• Data provided:

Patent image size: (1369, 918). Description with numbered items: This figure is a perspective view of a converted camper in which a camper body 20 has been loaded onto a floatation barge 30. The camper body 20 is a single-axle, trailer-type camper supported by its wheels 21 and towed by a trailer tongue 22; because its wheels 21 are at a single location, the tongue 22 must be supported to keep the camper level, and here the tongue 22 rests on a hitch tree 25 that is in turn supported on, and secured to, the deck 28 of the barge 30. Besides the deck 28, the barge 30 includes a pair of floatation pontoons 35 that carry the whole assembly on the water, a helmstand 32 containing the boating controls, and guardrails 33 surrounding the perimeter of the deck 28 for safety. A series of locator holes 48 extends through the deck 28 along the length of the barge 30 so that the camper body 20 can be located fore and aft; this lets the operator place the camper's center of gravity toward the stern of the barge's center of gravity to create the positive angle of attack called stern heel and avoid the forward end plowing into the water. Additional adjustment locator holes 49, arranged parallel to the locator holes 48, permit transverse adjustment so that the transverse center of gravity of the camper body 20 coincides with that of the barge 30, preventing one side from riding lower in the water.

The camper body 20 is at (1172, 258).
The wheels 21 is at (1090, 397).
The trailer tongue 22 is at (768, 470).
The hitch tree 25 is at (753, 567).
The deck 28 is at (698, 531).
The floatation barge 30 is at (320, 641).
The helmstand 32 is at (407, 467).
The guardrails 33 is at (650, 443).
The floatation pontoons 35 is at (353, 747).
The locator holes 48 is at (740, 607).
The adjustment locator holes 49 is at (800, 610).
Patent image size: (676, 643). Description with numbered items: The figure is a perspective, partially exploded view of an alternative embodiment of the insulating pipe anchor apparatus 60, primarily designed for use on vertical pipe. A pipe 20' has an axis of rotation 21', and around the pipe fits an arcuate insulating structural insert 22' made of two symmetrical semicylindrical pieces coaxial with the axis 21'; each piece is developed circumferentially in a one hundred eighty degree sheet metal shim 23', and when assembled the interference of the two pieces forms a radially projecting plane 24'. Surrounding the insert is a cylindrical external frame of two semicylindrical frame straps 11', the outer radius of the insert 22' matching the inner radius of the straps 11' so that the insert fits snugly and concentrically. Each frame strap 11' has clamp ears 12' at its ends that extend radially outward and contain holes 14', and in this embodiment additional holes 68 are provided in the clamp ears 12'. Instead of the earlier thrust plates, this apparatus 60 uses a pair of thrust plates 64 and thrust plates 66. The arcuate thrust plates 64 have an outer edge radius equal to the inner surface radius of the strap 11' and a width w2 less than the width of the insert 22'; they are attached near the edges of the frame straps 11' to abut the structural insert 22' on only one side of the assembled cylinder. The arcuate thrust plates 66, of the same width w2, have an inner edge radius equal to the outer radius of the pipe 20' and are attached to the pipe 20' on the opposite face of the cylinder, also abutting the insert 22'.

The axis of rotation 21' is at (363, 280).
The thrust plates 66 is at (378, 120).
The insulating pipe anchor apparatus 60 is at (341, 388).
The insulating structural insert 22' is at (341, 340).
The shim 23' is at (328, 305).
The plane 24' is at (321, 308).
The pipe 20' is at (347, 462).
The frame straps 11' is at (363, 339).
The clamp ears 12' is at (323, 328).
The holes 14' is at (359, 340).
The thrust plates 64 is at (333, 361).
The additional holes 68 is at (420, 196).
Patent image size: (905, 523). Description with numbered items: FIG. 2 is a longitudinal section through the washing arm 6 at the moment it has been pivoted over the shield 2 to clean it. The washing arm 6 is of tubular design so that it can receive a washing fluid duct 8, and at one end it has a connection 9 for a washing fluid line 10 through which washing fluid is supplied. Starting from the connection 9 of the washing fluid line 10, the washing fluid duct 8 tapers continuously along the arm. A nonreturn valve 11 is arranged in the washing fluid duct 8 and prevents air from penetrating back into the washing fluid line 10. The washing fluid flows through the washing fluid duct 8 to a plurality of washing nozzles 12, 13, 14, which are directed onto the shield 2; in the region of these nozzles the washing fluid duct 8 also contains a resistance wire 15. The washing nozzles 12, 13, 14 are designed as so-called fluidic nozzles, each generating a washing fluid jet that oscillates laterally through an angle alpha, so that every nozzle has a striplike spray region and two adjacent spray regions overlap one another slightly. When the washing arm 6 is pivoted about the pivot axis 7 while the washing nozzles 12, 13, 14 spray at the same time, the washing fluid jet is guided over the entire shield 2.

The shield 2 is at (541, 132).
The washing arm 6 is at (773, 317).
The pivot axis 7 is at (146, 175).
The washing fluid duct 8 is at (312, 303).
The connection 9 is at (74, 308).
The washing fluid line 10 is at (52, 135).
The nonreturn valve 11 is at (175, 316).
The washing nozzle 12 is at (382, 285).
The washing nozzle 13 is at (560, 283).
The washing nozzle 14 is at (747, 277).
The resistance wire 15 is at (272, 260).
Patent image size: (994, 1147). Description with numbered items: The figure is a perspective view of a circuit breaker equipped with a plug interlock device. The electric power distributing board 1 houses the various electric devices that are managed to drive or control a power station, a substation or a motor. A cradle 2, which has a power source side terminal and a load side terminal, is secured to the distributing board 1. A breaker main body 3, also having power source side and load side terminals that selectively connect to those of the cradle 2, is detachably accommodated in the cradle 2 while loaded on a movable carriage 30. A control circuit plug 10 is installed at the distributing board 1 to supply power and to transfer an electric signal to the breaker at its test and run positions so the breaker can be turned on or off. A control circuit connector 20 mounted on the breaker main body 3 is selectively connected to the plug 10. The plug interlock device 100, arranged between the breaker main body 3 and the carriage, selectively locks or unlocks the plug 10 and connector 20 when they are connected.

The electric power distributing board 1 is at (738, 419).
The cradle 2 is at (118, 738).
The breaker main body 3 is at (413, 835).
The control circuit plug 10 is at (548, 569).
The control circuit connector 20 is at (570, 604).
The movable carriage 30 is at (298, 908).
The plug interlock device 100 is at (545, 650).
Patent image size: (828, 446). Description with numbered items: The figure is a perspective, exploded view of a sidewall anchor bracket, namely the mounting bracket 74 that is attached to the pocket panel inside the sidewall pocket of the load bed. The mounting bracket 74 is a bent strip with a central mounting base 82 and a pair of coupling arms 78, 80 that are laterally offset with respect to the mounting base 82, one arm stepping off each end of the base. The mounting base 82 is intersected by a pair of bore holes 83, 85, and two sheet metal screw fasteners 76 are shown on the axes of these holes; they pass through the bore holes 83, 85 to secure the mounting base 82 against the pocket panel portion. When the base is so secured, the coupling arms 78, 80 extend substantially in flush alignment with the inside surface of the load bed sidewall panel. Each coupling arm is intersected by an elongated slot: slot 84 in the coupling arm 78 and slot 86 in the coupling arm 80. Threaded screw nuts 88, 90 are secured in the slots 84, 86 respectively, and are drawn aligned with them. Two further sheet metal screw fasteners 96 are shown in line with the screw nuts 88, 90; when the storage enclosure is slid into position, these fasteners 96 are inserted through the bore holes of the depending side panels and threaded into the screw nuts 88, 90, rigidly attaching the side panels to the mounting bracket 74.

• Goal of the exercise:
Recast all the material above as a Markdown table with two columns, Row and Text. Number each row and omit the blank lines.

• Written solution:
| Row | Text |
|---|---|
| 1 | Patent image size: (1369, 918). Description with numbered items: This figure is a perspective view of a converted camper in which a camper body 20 has been loaded onto a floatation barge 30. The camper body 20 is a single-axle, trailer-type camper supported by its wheels 21 and towed by a trailer tongue 22; because its wheels 21 are at a single location, the tongue 22 must be supported to keep the camper level, and here the tongue 22 rests on a hitch tree 25 that is in turn supported on, and secured to, the deck 28 of the barge 30. Besides the deck 28, the barge 30 includes a pair of floatation pontoons 35 that carry the whole assembly on the water, a helmstand 32 containing the boating controls, and guardrails 33 surrounding the perimeter of the deck 28 for safety. A series of locator holes 48 extends through the deck 28 along the length of the barge 30 so that the camper body 20 can be located fore and aft; this lets the operator place the camper's center of gravity toward the stern of the barge's center of gravity to create the positive angle of attack called stern heel and avoid the forward end plowing into the water. Additional adjustment locator holes 49, arranged parallel to the locator holes 48, permit transverse adjustment so that the transverse center of gravity of the camper body 20 coincides with that of the barge 30, preventing one side from riding lower in the water. |
| 2 | The camper body 20 is at (1172, 258). |
| 3 | The wheels 21 is at (1090, 397). |
| 4 | The trailer tongue 22 is at (768, 470). |
| 5 | The hitch tree 25 is at (753, 567). |
| 6 | The deck 28 is at (698, 531). |
| 7 | The floatation barge 30 is at (320, 641). |
| 8 | The helmstand 32 is at (407, 467). |
| 9 | The guardrails 33 is at (650, 443). |
| 10 | The floatation pontoons 35 is at (353, 747). |
| 11 | The locator holes 48 is at (740, 607). |
| 12 | The adjustment locator holes 49 is at (800, 610). |
| 13 | Patent image size: (676, 643). Description with numbered items: The figure is a perspective, partially exploded view of an alternative embodiment of the insulating pipe anchor apparatus 60, primarily designed for use on vertical pipe. A pipe 20' has an axis of rotation 21', and around the pipe fits an arcuate insulating structural insert 22' made of two symmetrical semicylindrical pieces coaxial with the axis 21'; each piece is developed circumferentially in a one hundred eighty degree sheet metal shim 23', and when assembled the interference of the two pieces forms a radially projecting plane 24'. Surrounding the insert is a cylindrical external frame of two semicylindrical frame straps 11', the outer radius of the insert 22' matching the inner radius of the straps 11' so that the insert fits snugly and concentrically. Each frame strap 11' has clamp ears 12' at its ends that extend radially outward and contain holes 14', and in this embodiment additional holes 68 are provided in the clamp ears 12'. Instead of the earlier thrust plates, this apparatus 60 uses a pair of thrust plates 64 and thrust plates 66. The arcuate thrust plates 64 have an outer edge radius equal to the inner surface radius of the strap 11' and a width w2 less than the width of the insert 22'; they are attached near the edges of the frame straps 11' to abut the structural insert 22' on only one side of the assembled cylinder. The arcuate thrust plates 66, of the same width w2, have an inner edge radius equal to the outer radius of the pipe 20' and are attached to the pipe 20' on the opposite face of the cylinder, also abutting the insert 22'. |
| 14 | The axis of rotation 21' is at (363, 280). |
| 15 | The thrust plates 66 is at (378, 120). |
| 16 | The insulating pipe anchor apparatus 60 is at (341, 388). |
| 17 | The insulating structural insert 22' is at (341, 340). |
| 18 | The shim 23' is at (328, 305). |
| 19 | The plane 24' is at (321, 308). |
| 20 | The pipe 20' is at (347, 462). |
| 21 | The frame straps 11' is at (363, 339). |
| 22 | The clamp ears 12' is at (323, 328). |
| 23 | The holes 14' is at (359, 340). |
| 24 | The thrust plates 64 is at (333, 361). |
| 25 | The additional holes 68 is at (420, 196). |
| 26 | Patent image size: (905, 523). Description with numbered items: FIG. 2 is a longitudinal section through the washing arm 6 at the moment it has been pivoted over the shield 2 to clean it. The washing arm 6 is of tubular design so that it can receive a washing fluid duct 8, and at one end it has a connection 9 for a washing fluid line 10 through which washing fluid is supplied. Starting from the connection 9 of the washing fluid line 10, the washing fluid duct 8 tapers continuously along the arm. A nonreturn valve 11 is arranged in the washing fluid duct 8 and prevents air from penetrating back into the washing fluid line 10. The washing fluid flows through the washing fluid duct 8 to a plurality of washing nozzles 12, 13, 14, which are directed onto the shield 2; in the region of these nozzles the washing fluid duct 8 also contains a resistance wire 15. The washing nozzles 12, 13, 14 are designed as so-called fluidic nozzles, each generating a washing fluid jet that oscillates laterally through an angle alpha, so that every nozzle has a striplike spray region and two adjacent spray regions overlap one another slightly. When the washing arm 6 is pivoted about the pivot axis 7 while the washing nozzles 12, 13, 14 spray at the same time, the washing fluid jet is guided over the entire shield 2. |
| 27 | The shield 2 is at (541, 132). |
| 28 | The washing arm 6 is at (773, 317). |
| 29 | The pivot axis 7 is at (146, 175). |
| 30 | The washing fluid duct 8 is at (312, 303). |
| 31 | The connection 9 is at (74, 308). |
| 32 | The washing fluid line 10 is at (52, 135). |
| 33 | The nonreturn valve 11 is at (175, 316). |
| 34 | The washing nozzle 12 is at (382, 285). |
| 35 | The washing nozzle 13 is at (560, 283). |
| 36 | The washing nozzle 14 is at (747, 277). |
| 37 | The resistance wire 15 is at (272, 260). |
| 38 | Patent image size: (994, 1147). Description with numbered items: The figure is a perspective view of a circuit breaker equipped with a plug interlock device. The electric power distributing board 1 houses the various electric devices that are managed to drive or control a power station, a substation or a motor. A cradle 2, which has a power source side terminal and a load side terminal, is secured to the distributing board 1. A breaker main body 3, also having power source side and load side terminals that selectively connect to those of the cradle 2, is detachably accommodated in the cradle 2 while loaded on a movable carriage 30. A control circuit plug 10 is installed at the distributing board 1 to supply power and to transfer an electric signal to the breaker at its test and run positions so the breaker can be turned on or off. A control circuit connector 20 mounted on the breaker main body 3 is selectively connected to the plug 10. The plug interlock device 100, arranged between the breaker main body 3 and the carriage, selectively locks or unlocks the plug 10 and connector 20 when they are connected. |
| 39 | The electric power distributing board 1 is at (738, 419). |
| 40 | The cradle 2 is at (118, 738). |
| 41 | The breaker main body 3 is at (413, 835). |
| 42 | The control circuit plug 10 is at (548, 569). |
| 43 | The control circuit connector 20 is at (570, 604). |
| 44 | The movable carriage 30 is at (298, 908). |
| 45 | The plug interlock device 100 is at (545, 650). |
| 46 | Patent image size: (828, 446). Description with numbered items: The figure is a perspective, exploded view of a sidewall anchor bracket, namely the mounting bracket 74 that is attached to the pocket panel inside the sidewall pocket of the load bed. The mounting bracket 74 is a bent strip with a central mounting base 82 and a pair of coupling arms 78, 80 that are laterally offset with respect to the mounting base 82, one arm stepping off each end of the base. The mounting base 82 is intersected by a pair of bore holes 83, 85, and two sheet metal screw fasteners 76 are shown on the axes of these holes; they pass through the bore holes 83, 85 to secure the mounting base 82 against the pocket panel portion. When the base is so secured, the coupling arms 78, 80 extend substantially in flush alignment with the inside surface of the load bed sidewall panel. Each coupling arm is intersected by an elongated slot: slot 84 in the coupling arm 78 and slot 86 in the coupling arm 80. Threaded screw nuts 88, 90 are secured in the slots 84, 86 respectively, and are drawn aligned with them. Two further sheet metal screw fasteners 96 are shown in line with the screw nuts 88, 90; when the storage enclosure is slid into position, these fasteners 96 are inserted through the bore holes of the depending side panels and threaded into the screw nuts 88, 90, rigidly attaching the side panels to the mounting bracket 74. |